§ YOUR OBJECTIVE:
All of the material below is to be retyped exactly.

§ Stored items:
__________________________________________________

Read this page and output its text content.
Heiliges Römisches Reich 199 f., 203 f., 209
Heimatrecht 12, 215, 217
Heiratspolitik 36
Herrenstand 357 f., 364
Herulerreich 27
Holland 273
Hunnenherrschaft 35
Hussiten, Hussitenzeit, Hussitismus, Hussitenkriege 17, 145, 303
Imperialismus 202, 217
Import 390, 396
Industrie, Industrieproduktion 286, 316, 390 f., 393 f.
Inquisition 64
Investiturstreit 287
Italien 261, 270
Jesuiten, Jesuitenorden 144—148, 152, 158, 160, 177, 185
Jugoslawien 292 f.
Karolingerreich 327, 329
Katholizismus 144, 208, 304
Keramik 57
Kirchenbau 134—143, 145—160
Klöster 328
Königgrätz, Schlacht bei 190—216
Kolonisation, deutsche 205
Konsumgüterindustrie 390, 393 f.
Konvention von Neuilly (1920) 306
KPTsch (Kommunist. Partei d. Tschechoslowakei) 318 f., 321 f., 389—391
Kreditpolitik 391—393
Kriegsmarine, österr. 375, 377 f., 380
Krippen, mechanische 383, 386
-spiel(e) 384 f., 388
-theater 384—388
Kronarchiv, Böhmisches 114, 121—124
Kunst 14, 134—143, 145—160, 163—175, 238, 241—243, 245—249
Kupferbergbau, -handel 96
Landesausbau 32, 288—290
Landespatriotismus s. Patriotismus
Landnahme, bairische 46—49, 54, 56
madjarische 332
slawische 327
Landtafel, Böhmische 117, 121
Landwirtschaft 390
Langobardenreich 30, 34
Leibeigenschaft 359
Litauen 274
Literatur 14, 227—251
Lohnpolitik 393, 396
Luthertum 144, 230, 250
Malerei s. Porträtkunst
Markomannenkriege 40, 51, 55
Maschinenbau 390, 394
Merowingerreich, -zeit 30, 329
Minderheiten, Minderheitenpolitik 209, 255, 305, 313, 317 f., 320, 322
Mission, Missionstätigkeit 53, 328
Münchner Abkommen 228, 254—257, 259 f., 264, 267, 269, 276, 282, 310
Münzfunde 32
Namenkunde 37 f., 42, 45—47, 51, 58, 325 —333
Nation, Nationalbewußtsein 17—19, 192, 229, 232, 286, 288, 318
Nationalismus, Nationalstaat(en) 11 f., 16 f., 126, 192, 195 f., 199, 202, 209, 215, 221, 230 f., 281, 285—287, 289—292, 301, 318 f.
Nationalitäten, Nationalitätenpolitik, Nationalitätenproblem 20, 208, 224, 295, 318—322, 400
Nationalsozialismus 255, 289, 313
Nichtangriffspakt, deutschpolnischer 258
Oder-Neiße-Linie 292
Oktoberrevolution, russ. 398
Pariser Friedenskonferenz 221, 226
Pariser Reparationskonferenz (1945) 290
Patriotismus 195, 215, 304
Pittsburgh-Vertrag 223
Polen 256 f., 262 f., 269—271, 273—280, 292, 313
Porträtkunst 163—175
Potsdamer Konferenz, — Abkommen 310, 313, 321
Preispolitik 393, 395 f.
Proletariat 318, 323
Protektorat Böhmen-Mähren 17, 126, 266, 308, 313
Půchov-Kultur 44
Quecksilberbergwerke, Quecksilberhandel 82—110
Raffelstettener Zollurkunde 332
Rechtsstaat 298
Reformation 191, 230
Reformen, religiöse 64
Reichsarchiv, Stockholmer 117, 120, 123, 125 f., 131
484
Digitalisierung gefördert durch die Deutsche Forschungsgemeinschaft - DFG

__________________________________________________

§ TASK RESULT:
Read this page and output its text content.
Heiliges Römisches Reich 199 f., 203 f., 209
Heimatrecht 12, 215, 217
Heiratspolitik 36
Herrenstand 357 f., 364
Herulerreich 27
Holland 273
Hunnenherrschaft 35
Hussiten, Hussitenzeit, Hussitismus, Hussitenkriege 17, 145, 303
Imperialismus 202, 217
Import 390, 396
Industrie, Industrieproduktion 286, 316, 390 f., 393 f.
Inquisition 64
Investiturstreit 287
Italien 261, 270
Jesuiten, Jesuitenorden 144—148, 152, 158, 160, 177, 185
Jugoslawien 292 f.
Karolingerreich 327, 329
Katholizismus 144, 208, 304
Keramik 57
Kirchenbau 134—143, 145—160
Klöster 328
Königgrätz, Schlacht bei 190—216
Kolonisation, deutsche 205
Konsumgüterindustrie 390, 393 f.
Konvention von Neuilly (1920) 306
KPTsch (Kommunist. Partei d. Tschechoslowakei) 318 f., 321 f., 389—391
Kreditpolitik 391—393
Kriegsmarine, österr. 375, 377 f., 380
Krippen, mechanische 383, 386
-spiel(e) 384 f., 388
-theater 384—388
Kronarchiv, Böhmisches 114, 121—124
Kunst 14, 134—143, 145—160, 163—175, 238, 241—243, 245—249
Kupferbergbau, -handel 96
Landesausbau 32, 288—290
Landespatriotismus s. Patriotismus
Landnahme, bairische 46—49, 54, 56
madjarische 332
slawische 327
Landtafel, Böhmische 117, 121
Landwirtschaft 390
Langobardenreich 30, 34
Leibeigenschaft 359
Litauen 274
Literatur 14, 227—251
Lohnpolitik 393, 396
Luthertum 144, 230, 250
Malerei s. Porträtkunst
Markomannenkriege 40, 51, 55
Maschinenbau 390, 394
Merowingerreich, -zeit 30, 329
Minderheiten, Minderheitenpolitik 209, 255, 305, 313, 317 f., 320, 322
Mission, Missionstätigkeit 53, 328
Münchner Abkommen 228, 254—257, 259 f., 264, 267, 269, 276, 282, 310
Münzfunde 32
Namenkunde 37 f., 42, 45—47, 51, 58, 325 —333
Nation, Nationalbewußtsein 17—19, 192, 229, 232, 286, 288, 318
Nationalismus, Nationalstaat(en) 11 f., 16 f., 126, 192, 195 f., 199, 202, 209, 215, 221, 230 f., 281, 285—287, 289—292, 301, 318 f.
Nationalitäten, Nationalitätenpolitik, Nationalitätenproblem 20, 208, 224, 295, 318—322, 400
Nationalsozialismus 255, 289, 313
Nichtangriffspakt, deutschpolnischer 258
Oder-Neiße-Linie 292
Oktoberrevolution, russ. 398
Pariser Friedenskonferenz 221, 226
Pariser Reparationskonferenz (1945) 290
Patriotismus 195, 215, 304
Pittsburgh-Vertrag 223
Polen 256 f., 262 f., 269—271, 273—280, 292, 313
Porträtkunst 163—175
Potsdamer Konferenz, — Abkommen 310, 313, 321
Preispolitik 393, 395 f.
Proletariat 318, 323
Protektorat Böhmen-Mähren 17, 126, 266, 308, 313
Půchov-Kultur 44
Quecksilberbergwerke, Quecksilberhandel 82—110
Raffelstettener Zollurkunde 332
Rechtsstaat 298
Reformation 191, 230
Reformen, religiöse 64
Reichsarchiv, Stockholmer 117, 120, 123, 125 f., 131
484
Digitalisierung gefördert durch die Deutsche Forschungsgemeinschaft - DFG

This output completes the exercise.